--- START GIVEN RECORDS ---

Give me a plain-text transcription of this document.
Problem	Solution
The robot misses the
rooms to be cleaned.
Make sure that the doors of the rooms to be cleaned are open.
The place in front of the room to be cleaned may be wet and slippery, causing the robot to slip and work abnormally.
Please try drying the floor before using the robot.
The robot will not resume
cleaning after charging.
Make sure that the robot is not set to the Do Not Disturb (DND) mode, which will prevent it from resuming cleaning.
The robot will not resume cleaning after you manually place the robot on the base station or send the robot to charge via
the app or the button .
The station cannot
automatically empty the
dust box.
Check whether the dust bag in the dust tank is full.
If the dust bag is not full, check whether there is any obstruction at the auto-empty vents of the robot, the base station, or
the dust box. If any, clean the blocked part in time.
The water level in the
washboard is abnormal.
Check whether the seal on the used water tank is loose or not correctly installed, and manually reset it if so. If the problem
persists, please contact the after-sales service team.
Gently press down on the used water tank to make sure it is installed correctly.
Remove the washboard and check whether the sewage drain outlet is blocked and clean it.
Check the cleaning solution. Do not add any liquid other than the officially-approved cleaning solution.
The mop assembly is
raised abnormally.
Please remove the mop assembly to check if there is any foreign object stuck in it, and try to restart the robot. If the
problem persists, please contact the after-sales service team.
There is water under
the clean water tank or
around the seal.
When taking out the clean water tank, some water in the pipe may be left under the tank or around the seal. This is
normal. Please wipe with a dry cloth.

--- END GIVEN RECORDS ---

WHAT IS BEING ASKED - Go through the listing above and locate each line that holds the word "rooms". Copy those lines.

CORRECT ANSWER -
rooms to be cleaned.
Make sure that the doors of the rooms to be cleaned are open.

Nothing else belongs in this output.